[Excerpts from a layout annotation dataset]
— Begin —

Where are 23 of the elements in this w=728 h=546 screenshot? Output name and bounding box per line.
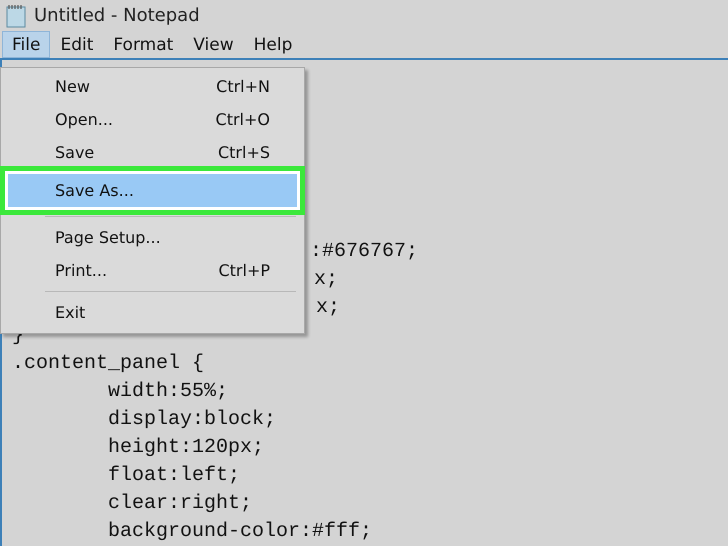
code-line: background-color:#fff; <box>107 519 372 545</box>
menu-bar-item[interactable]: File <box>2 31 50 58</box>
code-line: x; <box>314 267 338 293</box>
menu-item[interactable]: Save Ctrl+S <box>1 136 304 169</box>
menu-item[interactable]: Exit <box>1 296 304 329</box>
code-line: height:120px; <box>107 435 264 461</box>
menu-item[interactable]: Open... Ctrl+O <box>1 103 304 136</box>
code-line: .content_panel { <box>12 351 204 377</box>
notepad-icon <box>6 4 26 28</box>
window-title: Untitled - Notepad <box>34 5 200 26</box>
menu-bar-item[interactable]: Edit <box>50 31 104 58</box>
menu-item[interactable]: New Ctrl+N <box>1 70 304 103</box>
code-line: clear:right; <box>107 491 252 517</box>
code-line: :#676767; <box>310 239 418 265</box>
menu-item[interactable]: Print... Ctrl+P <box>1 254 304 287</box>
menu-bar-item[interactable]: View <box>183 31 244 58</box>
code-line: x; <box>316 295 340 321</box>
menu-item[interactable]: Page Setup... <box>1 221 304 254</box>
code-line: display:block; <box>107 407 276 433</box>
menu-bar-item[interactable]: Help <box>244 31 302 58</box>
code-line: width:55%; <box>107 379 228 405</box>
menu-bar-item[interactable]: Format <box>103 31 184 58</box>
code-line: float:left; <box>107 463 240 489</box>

— End —
— Begin —

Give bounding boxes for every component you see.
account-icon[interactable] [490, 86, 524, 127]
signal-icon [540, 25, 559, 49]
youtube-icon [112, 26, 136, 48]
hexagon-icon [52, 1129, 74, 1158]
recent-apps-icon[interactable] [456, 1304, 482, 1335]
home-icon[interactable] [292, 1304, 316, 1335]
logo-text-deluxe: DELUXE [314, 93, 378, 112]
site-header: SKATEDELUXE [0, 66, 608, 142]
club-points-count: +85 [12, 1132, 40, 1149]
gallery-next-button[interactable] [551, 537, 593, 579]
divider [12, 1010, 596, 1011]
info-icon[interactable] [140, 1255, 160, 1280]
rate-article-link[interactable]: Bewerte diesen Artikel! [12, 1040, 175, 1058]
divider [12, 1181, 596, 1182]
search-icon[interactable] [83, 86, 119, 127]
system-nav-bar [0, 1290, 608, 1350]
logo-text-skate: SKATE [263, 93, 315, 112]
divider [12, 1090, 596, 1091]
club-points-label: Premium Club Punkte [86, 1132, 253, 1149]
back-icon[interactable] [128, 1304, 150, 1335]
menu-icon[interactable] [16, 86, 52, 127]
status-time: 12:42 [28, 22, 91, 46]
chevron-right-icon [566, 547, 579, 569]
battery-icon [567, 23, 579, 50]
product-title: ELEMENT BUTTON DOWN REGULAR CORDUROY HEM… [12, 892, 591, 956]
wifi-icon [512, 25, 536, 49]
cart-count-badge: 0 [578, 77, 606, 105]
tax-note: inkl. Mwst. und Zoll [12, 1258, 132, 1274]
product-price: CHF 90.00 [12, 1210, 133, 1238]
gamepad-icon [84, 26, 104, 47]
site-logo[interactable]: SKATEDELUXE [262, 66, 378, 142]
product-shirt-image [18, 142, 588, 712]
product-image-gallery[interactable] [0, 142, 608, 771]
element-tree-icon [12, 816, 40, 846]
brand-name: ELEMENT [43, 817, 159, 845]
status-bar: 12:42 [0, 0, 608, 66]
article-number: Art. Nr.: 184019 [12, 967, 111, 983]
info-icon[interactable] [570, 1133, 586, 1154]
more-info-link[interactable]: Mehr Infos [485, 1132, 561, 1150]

— End —

__Problem__
Copy the stretch of data from the line containing "code-line: background-color:#fff; <box>107" through the line containing "menu-item[interactable]: Exit <box>1", substituting "code-row" for each "code-line" and keeping everything else the same.

__Result__
code-row: background-color:#fff; <box>107 519 372 545</box>
menu-bar-item[interactable]: File <box>2 31 50 58</box>
code-row: x; <box>314 267 338 293</box>
menu-item[interactable]: Save Ctrl+S <box>1 136 304 169</box>
menu-item[interactable]: Exit <box>1 296 304 329</box>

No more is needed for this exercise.